Problem to work on: Report only the number of lines holding "xlabel".

******************************

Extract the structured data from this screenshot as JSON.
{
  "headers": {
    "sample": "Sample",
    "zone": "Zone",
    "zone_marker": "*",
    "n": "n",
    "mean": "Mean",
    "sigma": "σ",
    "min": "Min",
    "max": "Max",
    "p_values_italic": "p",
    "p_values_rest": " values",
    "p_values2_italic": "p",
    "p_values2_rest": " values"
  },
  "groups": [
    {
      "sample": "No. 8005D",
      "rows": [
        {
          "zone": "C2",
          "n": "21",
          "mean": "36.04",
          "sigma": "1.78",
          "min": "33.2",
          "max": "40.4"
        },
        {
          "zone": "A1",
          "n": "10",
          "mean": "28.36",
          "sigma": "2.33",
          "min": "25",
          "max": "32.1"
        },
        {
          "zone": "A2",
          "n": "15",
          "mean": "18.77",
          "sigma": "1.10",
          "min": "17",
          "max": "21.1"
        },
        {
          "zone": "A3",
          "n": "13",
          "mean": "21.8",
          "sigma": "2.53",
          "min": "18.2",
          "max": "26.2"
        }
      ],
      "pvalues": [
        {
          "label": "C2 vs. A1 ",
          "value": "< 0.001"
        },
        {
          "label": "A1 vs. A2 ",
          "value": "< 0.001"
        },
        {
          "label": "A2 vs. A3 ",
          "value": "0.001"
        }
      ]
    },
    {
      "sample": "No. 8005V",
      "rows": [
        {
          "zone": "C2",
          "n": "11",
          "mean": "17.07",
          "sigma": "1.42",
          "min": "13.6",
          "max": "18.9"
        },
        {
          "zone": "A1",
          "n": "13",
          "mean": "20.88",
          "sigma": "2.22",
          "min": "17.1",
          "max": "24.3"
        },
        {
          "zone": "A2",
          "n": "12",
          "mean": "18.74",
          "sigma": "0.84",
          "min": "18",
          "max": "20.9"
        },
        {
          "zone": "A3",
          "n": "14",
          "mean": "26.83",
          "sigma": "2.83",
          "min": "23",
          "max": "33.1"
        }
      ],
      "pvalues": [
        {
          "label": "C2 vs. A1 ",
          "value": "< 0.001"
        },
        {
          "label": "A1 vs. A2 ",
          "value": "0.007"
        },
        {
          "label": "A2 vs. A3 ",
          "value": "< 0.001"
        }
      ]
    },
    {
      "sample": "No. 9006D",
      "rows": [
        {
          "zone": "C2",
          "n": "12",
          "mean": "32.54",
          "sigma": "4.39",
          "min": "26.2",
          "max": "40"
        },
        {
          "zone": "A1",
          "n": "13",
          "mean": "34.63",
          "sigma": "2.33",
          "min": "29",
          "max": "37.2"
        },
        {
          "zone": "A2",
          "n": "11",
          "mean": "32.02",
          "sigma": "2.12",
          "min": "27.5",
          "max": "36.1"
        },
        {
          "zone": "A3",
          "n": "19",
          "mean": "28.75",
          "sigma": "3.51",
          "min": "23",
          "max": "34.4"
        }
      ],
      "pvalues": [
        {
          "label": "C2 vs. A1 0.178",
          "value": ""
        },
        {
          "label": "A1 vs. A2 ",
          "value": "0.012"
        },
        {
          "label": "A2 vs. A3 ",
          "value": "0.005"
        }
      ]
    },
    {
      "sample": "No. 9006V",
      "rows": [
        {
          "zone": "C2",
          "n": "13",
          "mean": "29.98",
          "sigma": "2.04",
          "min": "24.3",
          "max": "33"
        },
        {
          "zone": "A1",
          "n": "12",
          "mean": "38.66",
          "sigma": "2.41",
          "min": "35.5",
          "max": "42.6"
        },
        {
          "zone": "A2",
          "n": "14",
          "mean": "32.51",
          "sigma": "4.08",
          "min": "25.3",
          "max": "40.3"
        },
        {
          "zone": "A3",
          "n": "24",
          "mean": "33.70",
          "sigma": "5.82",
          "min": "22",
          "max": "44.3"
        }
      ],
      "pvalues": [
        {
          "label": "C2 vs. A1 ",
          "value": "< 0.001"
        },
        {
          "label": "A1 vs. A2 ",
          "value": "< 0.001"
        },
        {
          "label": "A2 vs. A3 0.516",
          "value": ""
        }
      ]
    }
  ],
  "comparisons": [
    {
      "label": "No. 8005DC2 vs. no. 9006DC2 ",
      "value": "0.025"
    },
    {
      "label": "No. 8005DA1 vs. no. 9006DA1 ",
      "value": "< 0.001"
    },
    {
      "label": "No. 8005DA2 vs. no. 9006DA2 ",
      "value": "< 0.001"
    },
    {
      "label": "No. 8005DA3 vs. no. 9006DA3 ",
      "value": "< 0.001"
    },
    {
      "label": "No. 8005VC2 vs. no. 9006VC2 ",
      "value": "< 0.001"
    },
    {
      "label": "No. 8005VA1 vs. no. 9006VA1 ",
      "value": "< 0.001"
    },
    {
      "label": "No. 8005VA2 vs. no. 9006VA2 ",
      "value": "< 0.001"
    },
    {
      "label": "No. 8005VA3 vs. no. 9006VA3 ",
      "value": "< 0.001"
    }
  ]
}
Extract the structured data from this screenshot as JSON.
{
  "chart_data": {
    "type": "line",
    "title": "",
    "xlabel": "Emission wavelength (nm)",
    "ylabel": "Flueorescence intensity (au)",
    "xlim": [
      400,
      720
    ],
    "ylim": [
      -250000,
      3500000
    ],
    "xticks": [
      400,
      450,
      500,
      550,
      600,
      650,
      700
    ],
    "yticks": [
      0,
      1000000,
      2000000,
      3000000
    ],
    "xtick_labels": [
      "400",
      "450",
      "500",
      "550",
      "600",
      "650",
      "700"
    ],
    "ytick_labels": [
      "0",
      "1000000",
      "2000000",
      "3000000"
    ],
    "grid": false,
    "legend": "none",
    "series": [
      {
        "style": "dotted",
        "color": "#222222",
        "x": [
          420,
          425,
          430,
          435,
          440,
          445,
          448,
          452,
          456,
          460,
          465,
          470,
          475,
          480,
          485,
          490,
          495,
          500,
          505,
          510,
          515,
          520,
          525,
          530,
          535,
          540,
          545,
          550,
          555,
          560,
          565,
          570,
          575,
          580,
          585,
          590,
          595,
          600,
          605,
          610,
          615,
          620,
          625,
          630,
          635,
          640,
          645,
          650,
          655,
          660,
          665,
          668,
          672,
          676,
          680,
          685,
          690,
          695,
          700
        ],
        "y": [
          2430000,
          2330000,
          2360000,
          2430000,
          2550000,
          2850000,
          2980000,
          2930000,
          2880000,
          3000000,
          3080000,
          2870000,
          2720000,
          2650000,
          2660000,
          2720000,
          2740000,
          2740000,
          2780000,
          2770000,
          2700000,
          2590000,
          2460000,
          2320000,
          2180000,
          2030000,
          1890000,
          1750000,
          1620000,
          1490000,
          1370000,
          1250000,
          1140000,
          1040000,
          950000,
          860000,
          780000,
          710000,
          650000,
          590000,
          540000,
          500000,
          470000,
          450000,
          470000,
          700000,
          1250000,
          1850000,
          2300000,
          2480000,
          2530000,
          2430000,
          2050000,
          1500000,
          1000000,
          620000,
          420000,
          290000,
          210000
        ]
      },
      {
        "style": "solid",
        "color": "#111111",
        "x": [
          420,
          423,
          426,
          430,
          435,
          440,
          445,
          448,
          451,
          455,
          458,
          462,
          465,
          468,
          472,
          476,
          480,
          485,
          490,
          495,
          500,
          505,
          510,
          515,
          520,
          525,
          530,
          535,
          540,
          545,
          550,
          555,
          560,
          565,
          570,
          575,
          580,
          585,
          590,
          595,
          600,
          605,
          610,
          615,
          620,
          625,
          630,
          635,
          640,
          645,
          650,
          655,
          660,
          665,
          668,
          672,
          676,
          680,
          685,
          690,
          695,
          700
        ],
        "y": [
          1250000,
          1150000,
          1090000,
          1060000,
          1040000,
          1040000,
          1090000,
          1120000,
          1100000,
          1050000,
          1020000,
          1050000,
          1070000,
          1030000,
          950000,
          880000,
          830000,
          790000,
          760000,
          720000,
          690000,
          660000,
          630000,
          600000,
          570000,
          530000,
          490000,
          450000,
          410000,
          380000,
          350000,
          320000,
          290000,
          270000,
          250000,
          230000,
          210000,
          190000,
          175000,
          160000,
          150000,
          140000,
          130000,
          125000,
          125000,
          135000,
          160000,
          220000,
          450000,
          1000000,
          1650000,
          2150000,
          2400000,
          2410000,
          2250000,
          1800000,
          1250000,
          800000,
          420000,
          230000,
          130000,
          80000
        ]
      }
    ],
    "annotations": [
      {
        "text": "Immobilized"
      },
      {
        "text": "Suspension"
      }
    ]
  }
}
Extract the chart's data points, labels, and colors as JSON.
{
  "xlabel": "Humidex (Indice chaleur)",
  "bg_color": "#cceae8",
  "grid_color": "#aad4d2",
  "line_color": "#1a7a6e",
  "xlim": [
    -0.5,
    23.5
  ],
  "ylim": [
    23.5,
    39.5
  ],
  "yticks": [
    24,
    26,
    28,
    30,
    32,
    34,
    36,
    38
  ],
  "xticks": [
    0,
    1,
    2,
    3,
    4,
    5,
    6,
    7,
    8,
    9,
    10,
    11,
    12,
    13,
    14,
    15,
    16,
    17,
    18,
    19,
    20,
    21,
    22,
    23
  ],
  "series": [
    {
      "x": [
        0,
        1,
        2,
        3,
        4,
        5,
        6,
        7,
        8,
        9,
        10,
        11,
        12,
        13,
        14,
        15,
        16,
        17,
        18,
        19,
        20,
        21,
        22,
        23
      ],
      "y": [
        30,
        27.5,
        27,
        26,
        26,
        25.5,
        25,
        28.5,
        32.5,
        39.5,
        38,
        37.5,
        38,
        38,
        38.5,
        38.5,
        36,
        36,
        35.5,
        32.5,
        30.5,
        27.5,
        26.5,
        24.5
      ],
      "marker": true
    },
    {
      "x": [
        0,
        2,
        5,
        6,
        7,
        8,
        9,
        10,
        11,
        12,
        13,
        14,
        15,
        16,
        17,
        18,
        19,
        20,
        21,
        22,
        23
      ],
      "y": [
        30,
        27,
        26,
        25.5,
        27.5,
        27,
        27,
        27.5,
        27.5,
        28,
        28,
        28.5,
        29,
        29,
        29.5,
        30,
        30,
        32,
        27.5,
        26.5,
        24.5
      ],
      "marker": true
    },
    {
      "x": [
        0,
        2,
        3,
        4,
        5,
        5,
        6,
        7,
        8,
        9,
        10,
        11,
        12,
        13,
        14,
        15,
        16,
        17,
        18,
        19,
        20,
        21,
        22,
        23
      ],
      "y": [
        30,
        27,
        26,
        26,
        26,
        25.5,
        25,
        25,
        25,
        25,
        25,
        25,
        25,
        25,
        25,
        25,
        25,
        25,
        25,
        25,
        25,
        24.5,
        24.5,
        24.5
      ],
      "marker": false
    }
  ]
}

******************************

Written solution: 2